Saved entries
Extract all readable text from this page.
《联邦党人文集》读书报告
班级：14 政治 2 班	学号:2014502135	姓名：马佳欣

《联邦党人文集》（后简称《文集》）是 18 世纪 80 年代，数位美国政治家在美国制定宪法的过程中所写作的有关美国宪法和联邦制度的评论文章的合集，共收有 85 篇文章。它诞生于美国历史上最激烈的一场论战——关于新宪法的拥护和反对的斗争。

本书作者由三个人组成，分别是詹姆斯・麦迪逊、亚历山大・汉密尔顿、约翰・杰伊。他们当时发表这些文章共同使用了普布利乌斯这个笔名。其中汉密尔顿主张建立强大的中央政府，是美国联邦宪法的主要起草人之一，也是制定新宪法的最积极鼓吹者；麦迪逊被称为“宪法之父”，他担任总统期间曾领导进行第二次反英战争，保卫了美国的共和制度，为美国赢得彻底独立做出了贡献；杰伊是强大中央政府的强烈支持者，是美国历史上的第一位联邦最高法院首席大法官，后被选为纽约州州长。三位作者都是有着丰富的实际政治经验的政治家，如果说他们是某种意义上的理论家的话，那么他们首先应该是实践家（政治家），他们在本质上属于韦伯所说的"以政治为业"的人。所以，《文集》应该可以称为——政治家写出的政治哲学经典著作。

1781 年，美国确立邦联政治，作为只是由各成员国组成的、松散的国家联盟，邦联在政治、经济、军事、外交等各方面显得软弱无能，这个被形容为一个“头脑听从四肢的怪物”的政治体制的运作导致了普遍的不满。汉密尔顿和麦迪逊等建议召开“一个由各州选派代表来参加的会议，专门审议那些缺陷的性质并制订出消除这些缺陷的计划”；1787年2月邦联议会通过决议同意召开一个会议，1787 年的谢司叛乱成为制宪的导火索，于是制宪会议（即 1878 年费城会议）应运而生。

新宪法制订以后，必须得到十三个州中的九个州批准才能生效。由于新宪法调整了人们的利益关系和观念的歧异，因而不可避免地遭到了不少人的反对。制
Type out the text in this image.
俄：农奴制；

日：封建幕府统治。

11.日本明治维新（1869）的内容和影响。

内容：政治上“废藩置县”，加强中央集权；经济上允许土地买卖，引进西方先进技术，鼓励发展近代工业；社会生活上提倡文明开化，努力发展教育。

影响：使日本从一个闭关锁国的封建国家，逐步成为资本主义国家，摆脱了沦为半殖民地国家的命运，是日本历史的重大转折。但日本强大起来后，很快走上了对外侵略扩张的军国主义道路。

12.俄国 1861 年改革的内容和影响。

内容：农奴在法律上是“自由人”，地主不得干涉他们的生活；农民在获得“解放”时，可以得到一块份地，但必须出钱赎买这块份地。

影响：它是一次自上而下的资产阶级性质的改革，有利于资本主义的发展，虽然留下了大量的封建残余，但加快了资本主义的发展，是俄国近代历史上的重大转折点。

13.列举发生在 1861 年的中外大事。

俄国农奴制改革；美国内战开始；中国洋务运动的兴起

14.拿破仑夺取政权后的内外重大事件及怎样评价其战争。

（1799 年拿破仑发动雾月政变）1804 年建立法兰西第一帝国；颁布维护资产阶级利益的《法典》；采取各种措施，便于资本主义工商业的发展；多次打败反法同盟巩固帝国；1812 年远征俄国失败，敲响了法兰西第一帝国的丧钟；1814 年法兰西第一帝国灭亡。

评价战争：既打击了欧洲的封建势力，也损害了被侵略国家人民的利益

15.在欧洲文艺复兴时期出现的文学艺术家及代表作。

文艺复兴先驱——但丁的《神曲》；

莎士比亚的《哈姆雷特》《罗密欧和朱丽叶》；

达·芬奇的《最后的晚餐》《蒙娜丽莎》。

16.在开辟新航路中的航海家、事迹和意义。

| Your instructions |
Each line of the data that includes the word "text" counts once; report the total and nothing more.

| Solution |
2